Bankruptcy is commenced on the application of the debtor himself or a creditor. There are a number of grounds on which a creditor can apply They are called acts of bankruptcy. An application for a bankruptcy order is made by way of a petition based on an act of bankruptcy within the previous three months. The most common act of bankruptcy is that the debtor has failed to satisfy a bankruptcy summons. There need not be a court order for the debt.
The petition is a particular type of court application. Ultimately, a person may be made bankrupt by court order or “adjudication” on foot of the petition. In practice the court is likely to grant several adjournments to facilitate alternative and sometime in relief of the debtor. A bankruptcy order will only be granted where absolutely necessary and where there is no alternative
The Bankruptcy process is more formal and court based than the revised personal insolvency provisions introduced in 2012. While the Personal Insolvency legislation facilitates extra-judicial (non-court) arrangements with creditors, they are essentially voluntary in nature except as regards minority creditors who do not accept the majority decision. Even in the latter case, the non-consenting creditors have the right to apply to the court on the basis of procedural impropriety or manifest unfairness.
Acts of Bankruptcy
Bankruptcy proceedings are commenced by way of a petition made in the High Court. It is founded on a so-called “act of bankruptcy” committed by the debtor concerned within the previous three months. The petition may be made by a creditor or by the debtor himself.
The failure to satisfy a demand under a Bankruptcy Summons, (even without a judgment / court order for payment) is an act of bankruptcy.
It is an act of bankruptcy where execution is made by the seizure of the debtor’s goods under a court order. Formerly it was common to base an application on a return by the sheriff, indicating that there are no goods available for seizure. In Harrahill v. Cuddy, in 2009 the Supreme Court stated that the practice which had developed in the High Court whereby an unsatisfied judgment and a return of no goods was required before a bankruptcy summons would issue, was incompatible with the Bankruptcy Act.

• • •

Given exercise A |
In which court are bankruptcy proceedings commenced by petition, according to the text on bankruptcy?
Given exercise B |
Say whether each statement agrees with the text on bankruptcy, and quote the deciding words: (i) A creditor must first obtain a court order for the debt before petitioning. (ii) The petition must be based on an act of bankruptcy committed within the previous three months. (iii) Harrahill v. Cuddy was a 2009 Supreme Court decision.
Given exercise C |
Write the next part of the text on bankruptcy, continuing on from its last sentence.

[Records from a dataset]

• • •

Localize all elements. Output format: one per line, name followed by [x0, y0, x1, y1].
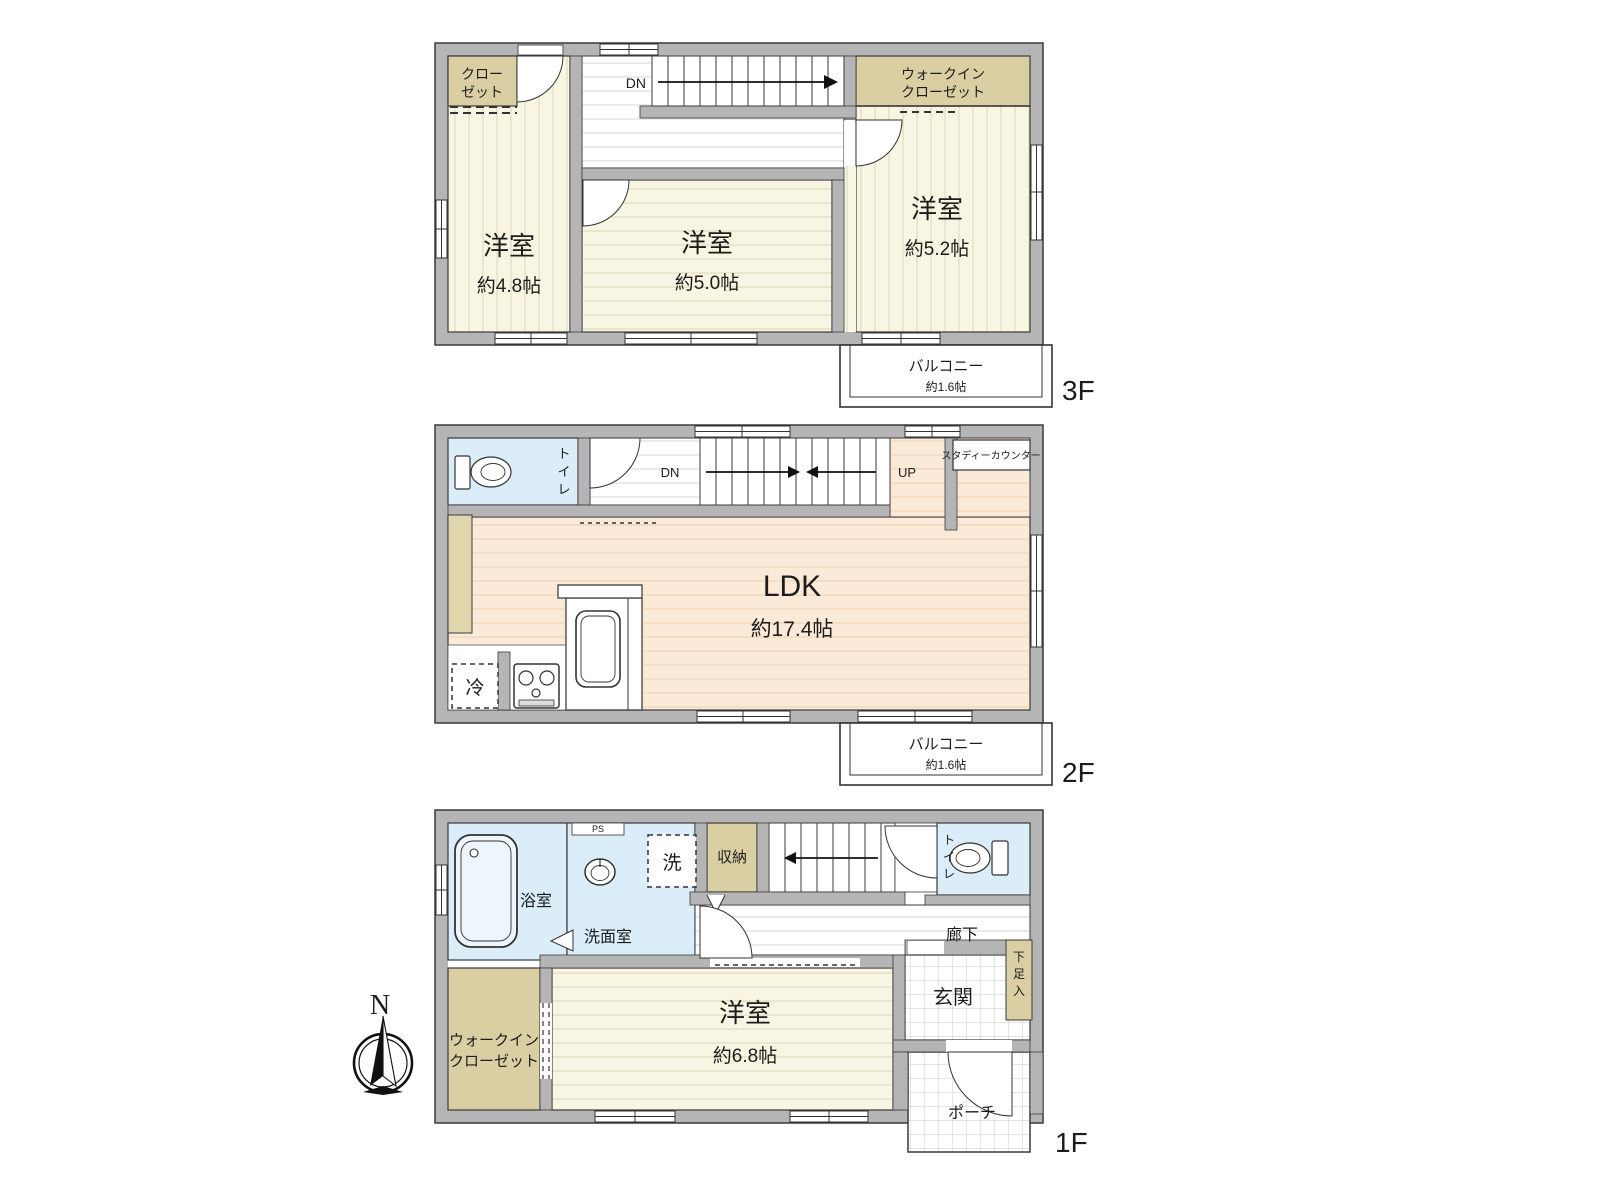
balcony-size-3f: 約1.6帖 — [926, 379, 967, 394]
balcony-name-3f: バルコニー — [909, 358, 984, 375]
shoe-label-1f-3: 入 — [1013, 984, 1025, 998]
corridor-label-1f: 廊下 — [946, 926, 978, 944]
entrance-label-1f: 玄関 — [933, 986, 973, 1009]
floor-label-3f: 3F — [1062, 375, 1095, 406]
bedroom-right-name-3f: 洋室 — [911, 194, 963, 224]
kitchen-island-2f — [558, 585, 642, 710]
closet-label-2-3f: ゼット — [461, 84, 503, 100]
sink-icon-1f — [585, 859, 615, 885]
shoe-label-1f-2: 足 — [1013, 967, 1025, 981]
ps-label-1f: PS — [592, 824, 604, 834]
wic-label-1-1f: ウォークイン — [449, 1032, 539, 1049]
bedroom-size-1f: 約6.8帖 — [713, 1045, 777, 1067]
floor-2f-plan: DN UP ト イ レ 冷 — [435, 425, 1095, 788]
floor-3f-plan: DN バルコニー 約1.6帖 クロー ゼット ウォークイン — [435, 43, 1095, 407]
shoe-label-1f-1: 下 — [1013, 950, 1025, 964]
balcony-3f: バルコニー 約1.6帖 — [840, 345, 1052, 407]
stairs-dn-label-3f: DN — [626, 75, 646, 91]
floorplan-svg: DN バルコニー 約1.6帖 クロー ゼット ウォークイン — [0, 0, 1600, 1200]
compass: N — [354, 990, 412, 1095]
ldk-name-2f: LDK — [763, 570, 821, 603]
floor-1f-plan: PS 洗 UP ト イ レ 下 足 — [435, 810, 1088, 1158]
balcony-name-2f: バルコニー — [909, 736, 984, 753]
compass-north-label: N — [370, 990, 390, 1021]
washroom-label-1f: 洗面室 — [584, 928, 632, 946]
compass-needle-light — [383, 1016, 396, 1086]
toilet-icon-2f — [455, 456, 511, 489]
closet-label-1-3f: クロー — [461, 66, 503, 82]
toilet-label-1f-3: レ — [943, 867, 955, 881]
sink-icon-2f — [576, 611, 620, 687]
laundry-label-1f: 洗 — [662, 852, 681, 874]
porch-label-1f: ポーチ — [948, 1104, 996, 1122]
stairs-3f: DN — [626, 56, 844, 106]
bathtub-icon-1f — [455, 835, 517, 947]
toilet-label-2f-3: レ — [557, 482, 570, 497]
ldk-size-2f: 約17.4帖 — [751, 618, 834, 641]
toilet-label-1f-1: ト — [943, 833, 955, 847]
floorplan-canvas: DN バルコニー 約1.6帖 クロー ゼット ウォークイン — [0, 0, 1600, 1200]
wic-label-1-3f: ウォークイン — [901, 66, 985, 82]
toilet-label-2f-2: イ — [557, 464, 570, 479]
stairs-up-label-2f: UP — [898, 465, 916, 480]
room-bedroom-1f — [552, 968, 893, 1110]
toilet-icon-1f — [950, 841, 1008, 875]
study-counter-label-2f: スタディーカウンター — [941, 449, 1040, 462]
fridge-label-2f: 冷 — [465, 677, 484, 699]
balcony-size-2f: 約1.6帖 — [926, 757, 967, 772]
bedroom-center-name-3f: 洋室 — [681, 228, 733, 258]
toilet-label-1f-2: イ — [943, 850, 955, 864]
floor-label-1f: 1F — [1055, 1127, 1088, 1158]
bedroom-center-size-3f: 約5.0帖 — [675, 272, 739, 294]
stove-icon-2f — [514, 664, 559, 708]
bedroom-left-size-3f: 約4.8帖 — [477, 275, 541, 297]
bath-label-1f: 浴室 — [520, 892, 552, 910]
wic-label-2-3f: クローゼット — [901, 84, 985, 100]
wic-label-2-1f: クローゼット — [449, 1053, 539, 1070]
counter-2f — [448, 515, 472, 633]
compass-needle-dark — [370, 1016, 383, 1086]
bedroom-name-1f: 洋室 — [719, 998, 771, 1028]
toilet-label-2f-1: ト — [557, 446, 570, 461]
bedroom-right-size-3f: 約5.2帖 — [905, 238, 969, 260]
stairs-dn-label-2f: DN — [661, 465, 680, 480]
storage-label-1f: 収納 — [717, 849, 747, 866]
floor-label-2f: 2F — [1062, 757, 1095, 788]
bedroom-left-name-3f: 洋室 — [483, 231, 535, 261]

• • •

Output A |
The High Court.

Output B |
(i) No: "There need not be a court order for the debt."
(ii) Yes: "a petition based on an act of bankruptcy within the previous three months"
(iii) Yes: "In Harrahill v. Cuddy, in 2009 the Supreme Court stated"

Output C |
A petition may be based any of a number of other defined acts of bankruptcy, each of which is an indication of insolvency. They include such matters as the bankrupt making fraudulent transfers of his assets, evading creditors by leaving the jurisdiction, absconding, making transfers for the benefit of his creditors, i.e. a voluntary arrangement. Each is a sufficient basis for an application for an adjudication of bankruptcy
Debtor’s Petition or Declaration
The debtor himself may also file a declaration of insolvency in Court in order to initiate his own bankruptcy. In most cases, the better course would be to seek a debt settlement arrangement or personal insolvency arrangement. The petition for bankruptcy may made where the protective certificate is refused, is not available or expires.
A debtor may make a declaration of his own insolvency, before a solicitor in a particular format. This may be used to facilitate a creditor making an application for bankruptcy on the basis of this declaration of insolvency.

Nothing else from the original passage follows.